GIVEN EXERCISE
From the listing below, extract every line in which the word "watching" appears.
[START EXTRACTED MATERIAL]
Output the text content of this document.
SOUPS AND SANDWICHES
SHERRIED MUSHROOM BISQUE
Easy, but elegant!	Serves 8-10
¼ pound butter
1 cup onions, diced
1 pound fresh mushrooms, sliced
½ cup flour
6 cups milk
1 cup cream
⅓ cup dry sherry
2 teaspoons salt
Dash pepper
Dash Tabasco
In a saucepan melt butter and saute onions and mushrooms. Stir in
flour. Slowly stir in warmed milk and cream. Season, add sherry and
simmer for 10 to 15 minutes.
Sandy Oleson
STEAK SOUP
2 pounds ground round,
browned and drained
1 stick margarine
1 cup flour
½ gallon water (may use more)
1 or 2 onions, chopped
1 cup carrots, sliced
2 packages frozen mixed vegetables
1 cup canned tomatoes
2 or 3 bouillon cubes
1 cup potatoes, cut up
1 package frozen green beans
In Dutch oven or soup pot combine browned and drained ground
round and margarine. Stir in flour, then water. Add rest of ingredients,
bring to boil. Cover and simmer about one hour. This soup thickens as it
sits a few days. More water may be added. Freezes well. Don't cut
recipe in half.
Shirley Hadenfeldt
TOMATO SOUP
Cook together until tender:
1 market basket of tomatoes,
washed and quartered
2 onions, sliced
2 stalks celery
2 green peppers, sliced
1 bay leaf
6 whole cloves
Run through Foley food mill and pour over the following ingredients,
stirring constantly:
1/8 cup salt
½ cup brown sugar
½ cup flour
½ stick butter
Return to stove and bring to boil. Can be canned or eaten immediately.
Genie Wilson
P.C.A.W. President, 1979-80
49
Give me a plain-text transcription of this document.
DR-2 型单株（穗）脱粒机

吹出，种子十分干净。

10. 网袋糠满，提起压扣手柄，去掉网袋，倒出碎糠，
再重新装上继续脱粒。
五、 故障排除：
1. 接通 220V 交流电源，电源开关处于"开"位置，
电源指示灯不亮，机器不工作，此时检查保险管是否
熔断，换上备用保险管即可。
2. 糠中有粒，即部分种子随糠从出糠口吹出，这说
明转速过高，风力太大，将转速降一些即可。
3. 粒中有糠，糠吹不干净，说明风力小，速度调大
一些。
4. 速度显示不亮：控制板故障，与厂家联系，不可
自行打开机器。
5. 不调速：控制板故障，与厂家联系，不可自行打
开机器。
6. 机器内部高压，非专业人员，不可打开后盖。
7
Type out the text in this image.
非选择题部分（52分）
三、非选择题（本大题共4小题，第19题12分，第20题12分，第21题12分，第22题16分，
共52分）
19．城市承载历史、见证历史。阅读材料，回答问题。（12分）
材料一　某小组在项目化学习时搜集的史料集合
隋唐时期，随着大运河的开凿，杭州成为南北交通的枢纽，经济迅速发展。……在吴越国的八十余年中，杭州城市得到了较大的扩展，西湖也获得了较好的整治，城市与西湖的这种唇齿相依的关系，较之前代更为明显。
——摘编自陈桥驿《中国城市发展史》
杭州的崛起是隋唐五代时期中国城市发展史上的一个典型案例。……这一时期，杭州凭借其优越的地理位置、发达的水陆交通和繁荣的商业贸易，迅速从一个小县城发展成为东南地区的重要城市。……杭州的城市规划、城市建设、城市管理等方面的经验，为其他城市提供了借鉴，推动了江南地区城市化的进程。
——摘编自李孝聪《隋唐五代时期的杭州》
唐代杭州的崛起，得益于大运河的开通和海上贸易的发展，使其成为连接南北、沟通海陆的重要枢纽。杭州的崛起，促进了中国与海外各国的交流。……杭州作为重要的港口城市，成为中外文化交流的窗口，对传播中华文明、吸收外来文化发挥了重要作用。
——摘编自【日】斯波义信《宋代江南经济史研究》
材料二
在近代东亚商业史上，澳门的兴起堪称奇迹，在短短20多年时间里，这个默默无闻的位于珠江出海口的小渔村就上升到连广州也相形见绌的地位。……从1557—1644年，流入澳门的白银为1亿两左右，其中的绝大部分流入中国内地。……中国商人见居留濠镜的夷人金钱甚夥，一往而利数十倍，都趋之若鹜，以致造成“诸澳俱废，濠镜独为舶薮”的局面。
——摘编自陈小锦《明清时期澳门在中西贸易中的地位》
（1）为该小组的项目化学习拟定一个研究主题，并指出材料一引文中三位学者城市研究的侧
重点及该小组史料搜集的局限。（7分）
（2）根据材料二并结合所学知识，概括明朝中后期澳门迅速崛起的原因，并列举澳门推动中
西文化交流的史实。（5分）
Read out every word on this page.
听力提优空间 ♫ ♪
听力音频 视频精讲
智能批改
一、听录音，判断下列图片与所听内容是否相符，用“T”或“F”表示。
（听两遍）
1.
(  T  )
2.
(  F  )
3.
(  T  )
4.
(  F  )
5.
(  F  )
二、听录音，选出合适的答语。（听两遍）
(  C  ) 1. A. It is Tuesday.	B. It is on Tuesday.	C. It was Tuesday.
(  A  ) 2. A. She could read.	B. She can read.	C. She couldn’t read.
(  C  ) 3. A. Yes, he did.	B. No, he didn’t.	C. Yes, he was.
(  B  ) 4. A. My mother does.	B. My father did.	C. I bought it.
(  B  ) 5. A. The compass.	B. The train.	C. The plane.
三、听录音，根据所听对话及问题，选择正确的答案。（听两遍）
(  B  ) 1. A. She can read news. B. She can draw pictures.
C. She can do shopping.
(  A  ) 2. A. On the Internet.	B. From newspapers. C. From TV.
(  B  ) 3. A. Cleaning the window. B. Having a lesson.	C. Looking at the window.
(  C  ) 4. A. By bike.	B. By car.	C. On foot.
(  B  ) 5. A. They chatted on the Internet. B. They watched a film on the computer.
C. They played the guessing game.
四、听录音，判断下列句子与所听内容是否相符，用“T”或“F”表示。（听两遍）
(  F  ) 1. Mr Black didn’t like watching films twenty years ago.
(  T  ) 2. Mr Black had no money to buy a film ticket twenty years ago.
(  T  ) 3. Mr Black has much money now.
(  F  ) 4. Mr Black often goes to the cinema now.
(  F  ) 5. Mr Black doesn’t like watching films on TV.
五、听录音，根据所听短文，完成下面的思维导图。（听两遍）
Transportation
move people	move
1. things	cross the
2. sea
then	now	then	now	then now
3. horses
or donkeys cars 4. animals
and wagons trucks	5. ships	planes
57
[END EXTRACTED MATERIAL]
EXERCISE ANSWER
(  F  ) 1. Mr Black didn’t like watching films twenty years ago.
(  F  ) 5. Mr Black doesn’t like watching films on TV.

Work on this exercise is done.